**Recorded data**
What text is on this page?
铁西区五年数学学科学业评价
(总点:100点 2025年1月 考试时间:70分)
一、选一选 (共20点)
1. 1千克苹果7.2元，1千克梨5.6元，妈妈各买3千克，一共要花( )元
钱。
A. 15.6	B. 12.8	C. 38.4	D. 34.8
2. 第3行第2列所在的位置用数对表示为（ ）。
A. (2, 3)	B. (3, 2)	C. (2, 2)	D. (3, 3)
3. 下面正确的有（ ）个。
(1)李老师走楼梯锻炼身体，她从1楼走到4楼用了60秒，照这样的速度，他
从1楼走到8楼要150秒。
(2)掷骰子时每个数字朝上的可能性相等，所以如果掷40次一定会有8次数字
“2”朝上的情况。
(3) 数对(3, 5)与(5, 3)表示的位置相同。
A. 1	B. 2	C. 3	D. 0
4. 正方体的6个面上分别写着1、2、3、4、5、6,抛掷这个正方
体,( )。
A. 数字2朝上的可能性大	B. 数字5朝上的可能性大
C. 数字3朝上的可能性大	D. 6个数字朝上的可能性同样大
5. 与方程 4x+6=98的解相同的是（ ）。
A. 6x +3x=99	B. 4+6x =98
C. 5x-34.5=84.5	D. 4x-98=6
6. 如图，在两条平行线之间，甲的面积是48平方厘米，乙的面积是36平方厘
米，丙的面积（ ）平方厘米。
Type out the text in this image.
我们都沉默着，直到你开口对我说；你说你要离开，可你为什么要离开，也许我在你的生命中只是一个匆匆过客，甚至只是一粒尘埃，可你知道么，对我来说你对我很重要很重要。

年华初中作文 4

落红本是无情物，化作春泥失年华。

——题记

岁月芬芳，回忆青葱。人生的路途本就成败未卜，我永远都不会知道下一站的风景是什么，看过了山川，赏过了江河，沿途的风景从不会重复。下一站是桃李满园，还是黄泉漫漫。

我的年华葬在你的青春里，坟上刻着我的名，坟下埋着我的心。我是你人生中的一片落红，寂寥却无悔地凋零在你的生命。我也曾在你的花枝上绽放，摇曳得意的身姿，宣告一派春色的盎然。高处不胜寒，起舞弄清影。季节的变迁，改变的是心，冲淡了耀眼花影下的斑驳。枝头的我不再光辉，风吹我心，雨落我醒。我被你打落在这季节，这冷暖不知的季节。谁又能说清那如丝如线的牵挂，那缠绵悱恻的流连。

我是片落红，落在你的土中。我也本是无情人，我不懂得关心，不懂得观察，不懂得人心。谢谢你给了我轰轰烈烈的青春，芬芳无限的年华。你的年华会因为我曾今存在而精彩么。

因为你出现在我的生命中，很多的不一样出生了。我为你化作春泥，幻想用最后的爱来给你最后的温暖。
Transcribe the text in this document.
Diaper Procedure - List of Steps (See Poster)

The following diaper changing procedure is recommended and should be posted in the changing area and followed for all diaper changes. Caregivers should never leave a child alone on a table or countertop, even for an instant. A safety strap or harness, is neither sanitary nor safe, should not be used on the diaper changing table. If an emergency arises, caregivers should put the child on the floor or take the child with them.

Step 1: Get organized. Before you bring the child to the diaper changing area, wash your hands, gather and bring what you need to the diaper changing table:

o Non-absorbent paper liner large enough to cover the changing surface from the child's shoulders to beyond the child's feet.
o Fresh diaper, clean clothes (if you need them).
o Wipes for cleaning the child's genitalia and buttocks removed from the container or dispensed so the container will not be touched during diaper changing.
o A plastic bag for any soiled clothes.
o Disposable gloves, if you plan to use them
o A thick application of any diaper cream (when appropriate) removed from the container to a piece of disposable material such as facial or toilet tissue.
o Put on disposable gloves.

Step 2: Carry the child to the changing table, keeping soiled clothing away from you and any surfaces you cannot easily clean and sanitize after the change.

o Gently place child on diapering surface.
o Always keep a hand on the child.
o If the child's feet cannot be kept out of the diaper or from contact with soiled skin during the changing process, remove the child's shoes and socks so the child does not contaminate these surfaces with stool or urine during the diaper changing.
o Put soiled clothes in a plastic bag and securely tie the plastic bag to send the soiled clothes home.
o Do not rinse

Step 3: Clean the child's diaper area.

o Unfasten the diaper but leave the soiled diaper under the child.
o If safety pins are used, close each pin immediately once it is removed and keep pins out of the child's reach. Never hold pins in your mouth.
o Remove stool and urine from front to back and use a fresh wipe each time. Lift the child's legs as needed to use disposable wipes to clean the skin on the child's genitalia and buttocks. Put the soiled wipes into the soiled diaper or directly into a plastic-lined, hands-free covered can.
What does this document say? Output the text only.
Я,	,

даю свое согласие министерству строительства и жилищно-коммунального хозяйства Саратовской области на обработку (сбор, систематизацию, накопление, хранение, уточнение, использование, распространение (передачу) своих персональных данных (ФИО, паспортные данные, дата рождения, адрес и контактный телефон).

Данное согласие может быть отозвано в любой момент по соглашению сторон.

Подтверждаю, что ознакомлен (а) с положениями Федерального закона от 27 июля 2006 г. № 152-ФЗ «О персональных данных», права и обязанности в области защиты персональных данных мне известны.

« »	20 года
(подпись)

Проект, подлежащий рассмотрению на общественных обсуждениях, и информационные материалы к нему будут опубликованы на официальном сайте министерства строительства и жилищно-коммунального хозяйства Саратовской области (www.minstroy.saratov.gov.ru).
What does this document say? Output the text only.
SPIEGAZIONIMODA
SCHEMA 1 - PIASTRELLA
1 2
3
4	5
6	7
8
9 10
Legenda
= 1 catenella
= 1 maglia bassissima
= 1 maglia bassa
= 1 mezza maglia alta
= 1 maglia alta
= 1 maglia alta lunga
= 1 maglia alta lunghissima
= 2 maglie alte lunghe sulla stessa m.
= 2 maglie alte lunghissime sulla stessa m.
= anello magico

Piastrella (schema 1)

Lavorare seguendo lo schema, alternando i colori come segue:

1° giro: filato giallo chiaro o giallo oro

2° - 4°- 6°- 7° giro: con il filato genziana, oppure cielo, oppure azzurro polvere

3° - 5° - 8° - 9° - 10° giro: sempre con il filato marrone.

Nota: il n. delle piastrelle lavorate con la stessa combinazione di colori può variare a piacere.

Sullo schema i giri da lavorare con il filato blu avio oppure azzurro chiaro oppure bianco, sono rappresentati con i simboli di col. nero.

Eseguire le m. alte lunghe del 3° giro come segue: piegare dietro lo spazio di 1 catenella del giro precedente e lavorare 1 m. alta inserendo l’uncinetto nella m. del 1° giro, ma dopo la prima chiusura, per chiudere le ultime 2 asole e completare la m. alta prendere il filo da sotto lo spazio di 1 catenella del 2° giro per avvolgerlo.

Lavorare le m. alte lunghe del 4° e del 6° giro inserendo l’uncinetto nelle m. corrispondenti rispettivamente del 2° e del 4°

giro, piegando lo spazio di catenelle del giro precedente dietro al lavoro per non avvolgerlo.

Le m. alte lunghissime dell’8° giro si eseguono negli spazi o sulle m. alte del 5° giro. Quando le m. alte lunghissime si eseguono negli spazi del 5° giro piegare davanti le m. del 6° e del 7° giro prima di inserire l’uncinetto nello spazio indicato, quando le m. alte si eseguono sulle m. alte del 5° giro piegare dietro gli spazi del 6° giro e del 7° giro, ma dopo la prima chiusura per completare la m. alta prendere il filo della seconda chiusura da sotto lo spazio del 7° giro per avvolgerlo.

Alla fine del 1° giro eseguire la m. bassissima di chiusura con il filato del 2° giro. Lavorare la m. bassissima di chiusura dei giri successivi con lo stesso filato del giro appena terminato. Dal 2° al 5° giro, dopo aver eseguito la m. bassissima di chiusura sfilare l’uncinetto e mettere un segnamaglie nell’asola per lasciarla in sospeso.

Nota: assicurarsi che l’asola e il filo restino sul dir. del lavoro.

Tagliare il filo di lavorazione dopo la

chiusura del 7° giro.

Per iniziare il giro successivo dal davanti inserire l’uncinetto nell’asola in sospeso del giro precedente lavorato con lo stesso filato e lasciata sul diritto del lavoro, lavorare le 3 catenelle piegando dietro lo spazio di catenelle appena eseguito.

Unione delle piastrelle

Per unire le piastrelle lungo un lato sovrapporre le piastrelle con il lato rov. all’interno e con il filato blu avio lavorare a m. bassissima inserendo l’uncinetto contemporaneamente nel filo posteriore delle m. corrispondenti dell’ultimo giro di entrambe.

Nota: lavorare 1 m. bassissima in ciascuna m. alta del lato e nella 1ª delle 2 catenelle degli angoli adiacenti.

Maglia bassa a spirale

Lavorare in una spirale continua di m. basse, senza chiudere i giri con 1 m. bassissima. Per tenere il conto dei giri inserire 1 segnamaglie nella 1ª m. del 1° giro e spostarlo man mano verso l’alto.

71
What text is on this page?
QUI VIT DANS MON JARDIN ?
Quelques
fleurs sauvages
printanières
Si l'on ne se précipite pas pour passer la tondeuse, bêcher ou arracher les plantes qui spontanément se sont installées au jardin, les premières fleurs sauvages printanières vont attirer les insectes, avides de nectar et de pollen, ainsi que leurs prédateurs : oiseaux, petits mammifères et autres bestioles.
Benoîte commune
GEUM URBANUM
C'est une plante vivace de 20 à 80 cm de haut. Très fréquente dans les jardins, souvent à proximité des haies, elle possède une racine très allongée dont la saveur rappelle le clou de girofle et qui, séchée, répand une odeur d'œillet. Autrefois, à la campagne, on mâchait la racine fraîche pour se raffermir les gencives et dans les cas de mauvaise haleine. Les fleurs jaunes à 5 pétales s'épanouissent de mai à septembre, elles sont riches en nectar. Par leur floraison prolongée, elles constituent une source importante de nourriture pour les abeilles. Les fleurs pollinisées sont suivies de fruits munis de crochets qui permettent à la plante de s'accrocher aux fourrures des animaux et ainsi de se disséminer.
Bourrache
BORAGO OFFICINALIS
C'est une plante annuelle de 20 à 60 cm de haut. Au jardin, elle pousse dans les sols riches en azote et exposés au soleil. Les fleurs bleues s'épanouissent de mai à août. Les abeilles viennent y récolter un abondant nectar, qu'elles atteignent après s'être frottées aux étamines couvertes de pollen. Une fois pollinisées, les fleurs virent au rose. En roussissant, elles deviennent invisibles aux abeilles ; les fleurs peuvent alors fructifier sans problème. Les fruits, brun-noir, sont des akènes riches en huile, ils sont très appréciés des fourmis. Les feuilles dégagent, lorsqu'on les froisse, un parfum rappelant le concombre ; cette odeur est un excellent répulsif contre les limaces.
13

**Exercise task**
Determine the number of lines where the string "corrispondenti" occurs, and give that number only.

**Task solution**
2